* **WRITTEN INSTRUCTION**
Transcribe each line exactly.

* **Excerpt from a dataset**
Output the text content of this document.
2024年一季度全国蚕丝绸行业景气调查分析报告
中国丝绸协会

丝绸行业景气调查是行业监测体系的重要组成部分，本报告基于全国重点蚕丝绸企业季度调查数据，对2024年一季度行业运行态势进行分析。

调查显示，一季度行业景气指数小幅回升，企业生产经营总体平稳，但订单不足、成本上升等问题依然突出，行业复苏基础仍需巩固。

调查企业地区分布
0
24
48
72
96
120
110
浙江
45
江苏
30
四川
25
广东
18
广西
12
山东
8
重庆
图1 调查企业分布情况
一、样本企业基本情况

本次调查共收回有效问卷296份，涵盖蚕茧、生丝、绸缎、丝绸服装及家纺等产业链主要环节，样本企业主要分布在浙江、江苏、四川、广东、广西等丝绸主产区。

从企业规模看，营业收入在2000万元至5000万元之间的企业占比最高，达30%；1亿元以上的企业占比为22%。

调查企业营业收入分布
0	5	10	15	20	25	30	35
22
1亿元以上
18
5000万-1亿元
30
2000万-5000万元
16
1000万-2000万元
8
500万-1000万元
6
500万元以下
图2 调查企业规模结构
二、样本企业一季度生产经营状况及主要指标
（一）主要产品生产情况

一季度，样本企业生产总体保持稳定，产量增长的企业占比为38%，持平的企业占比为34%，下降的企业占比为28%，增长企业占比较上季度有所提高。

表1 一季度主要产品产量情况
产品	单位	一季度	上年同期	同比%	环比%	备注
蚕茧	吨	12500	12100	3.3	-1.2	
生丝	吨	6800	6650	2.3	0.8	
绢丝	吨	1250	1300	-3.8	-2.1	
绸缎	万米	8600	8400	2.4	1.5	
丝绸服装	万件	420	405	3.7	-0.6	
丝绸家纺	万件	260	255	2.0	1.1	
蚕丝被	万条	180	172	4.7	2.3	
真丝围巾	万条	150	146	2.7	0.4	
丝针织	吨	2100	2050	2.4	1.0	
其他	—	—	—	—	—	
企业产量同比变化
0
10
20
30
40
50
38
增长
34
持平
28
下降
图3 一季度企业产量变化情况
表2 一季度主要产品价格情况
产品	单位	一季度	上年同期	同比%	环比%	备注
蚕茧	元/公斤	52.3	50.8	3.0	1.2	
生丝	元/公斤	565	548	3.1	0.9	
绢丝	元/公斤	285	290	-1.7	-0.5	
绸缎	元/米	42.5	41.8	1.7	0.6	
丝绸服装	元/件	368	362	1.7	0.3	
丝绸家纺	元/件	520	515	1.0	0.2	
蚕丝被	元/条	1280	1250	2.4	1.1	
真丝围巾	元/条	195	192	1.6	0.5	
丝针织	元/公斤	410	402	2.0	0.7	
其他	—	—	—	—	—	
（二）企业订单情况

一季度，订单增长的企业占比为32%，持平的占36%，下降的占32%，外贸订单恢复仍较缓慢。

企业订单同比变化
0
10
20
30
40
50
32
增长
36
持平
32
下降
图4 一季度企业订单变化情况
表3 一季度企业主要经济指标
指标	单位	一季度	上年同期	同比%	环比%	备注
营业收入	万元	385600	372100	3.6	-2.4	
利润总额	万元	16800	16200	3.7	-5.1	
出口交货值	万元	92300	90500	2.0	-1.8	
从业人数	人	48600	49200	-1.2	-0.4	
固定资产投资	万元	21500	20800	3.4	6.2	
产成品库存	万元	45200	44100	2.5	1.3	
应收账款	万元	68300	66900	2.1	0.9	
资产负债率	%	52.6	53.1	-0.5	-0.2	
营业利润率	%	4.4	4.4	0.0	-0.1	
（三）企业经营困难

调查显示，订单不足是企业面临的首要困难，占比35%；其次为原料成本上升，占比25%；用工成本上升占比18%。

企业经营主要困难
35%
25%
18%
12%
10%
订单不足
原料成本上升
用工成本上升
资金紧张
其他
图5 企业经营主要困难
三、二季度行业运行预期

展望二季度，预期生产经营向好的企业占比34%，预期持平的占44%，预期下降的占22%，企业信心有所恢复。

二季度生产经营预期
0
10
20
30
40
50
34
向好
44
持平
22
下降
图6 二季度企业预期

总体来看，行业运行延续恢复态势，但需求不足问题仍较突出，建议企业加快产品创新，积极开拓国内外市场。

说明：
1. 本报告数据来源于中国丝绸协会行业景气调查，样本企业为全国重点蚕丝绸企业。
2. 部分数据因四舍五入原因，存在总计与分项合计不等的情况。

* **OUTPUT OF THE TASK**
Output the text content of this document.
2024年一季度全国蚕丝绸行业景气调查分析报告
中国丝绸协会

丝绸行业景气调查是行业监测体系的重要组成部分，本报告基于全国重点蚕丝绸企业季度调查数据，对2024年一季度行业运行态势进行分析。

调查显示，一季度行业景气指数小幅回升，企业生产经营总体平稳，但订单不足、成本上升等问题依然突出，行业复苏基础仍需巩固。

调查企业地区分布
0
24
48
72
96
120
110
浙江
45
江苏
30
四川
25
广东
18
广西
12
山东
8
重庆
图1 调查企业分布情况
一、样本企业基本情况

本次调查共收回有效问卷296份，涵盖蚕茧、生丝、绸缎、丝绸服装及家纺等产业链主要环节，样本企业主要分布在浙江、江苏、四川、广东、广西等丝绸主产区。

从企业规模看，营业收入在2000万元至5000万元之间的企业占比最高，达30%；1亿元以上的企业占比为22%。

调查企业营业收入分布
0	5	10	15	20	25	30	35
22
1亿元以上
18
5000万-1亿元
30
2000万-5000万元
16
1000万-2000万元
8
500万-1000万元
6
500万元以下
图2 调查企业规模结构
二、样本企业一季度生产经营状况及主要指标
（一）主要产品生产情况

一季度，样本企业生产总体保持稳定，产量增长的企业占比为38%，持平的企业占比为34%，下降的企业占比为28%，增长企业占比较上季度有所提高。

表1 一季度主要产品产量情况
产品	单位	一季度	上年同期	同比%	环比%	备注
蚕茧	吨	12500	12100	3.3	-1.2	
生丝	吨	6800	6650	2.3	0.8	
绢丝	吨	1250	1300	-3.8	-2.1	
绸缎	万米	8600	8400	2.4	1.5	
丝绸服装	万件	420	405	3.7	-0.6	
丝绸家纺	万件	260	255	2.0	1.1	
蚕丝被	万条	180	172	4.7	2.3	
真丝围巾	万条	150	146	2.7	0.4	
丝针织	吨	2100	2050	2.4	1.0	
其他	—	—	—	—	—	
企业产量同比变化
0
10
20
30
40
50
38
增长
34
持平
28
下降
图3 一季度企业产量变化情况
表2 一季度主要产品价格情况
产品	单位	一季度	上年同期	同比%	环比%	备注
蚕茧	元/公斤	52.3	50.8	3.0	1.2	
生丝	元/公斤	565	548	3.1	0.9	
绢丝	元/公斤	285	290	-1.7	-0.5	
绸缎	元/米	42.5	41.8	1.7	0.6	
丝绸服装	元/件	368	362	1.7	0.3	
丝绸家纺	元/件	520	515	1.0	0.2	
蚕丝被	元/条	1280	1250	2.4	1.1	
真丝围巾	元/条	195	192	1.6	0.5	
丝针织	元/公斤	410	402	2.0	0.7	
其他	—	—	—	—	—	
（二）企业订单情况

一季度，订单增长的企业占比为32%，持平的占36%，下降的占32%，外贸订单恢复仍较缓慢。

企业订单同比变化
0
10
20
30
40
50
32
增长
36
持平
32
下降
图4 一季度企业订单变化情况
表3 一季度企业主要经济指标
指标	单位	一季度	上年同期	同比%	环比%	备注
营业收入	万元	385600	372100	3.6	-2.4	
利润总额	万元	16800	16200	3.7	-5.1	
出口交货值	万元	92300	90500	2.0	-1.8	
从业人数	人	48600	49200	-1.2	-0.4	
固定资产投资	万元	21500	20800	3.4	6.2	
产成品库存	万元	45200	44100	2.5	1.3	
应收账款	万元	68300	66900	2.1	0.9	
资产负债率	%	52.6	53.1	-0.5	-0.2	
营业利润率	%	4.4	4.4	0.0	-0.1	
（三）企业经营困难

调查显示，订单不足是企业面临的首要困难，占比35%；其次为原料成本上升，占比25%；用工成本上升占比18%。

企业经营主要困难
35%
25%
18%
12%
10%
订单不足
原料成本上升
用工成本上升
资金紧张
其他
图5 企业经营主要困难
三、二季度行业运行预期

展望二季度，预期生产经营向好的企业占比34%，预期持平的占44%，预期下降的占22%，企业信心有所恢复。

二季度生产经营预期
0
10
20
30
40
50
34
向好
44
持平
22
下降
图6 二季度企业预期

总体来看，行业运行延续恢复态势，但需求不足问题仍较突出，建议企业加快产品创新，积极开拓国内外市场。

说明：
1. 本报告数据来源于中国丝绸协会行业景气调查，样本企业为全国重点蚕丝绸企业。
2. 部分数据因四舍五入原因，存在总计与分项合计不等的情况。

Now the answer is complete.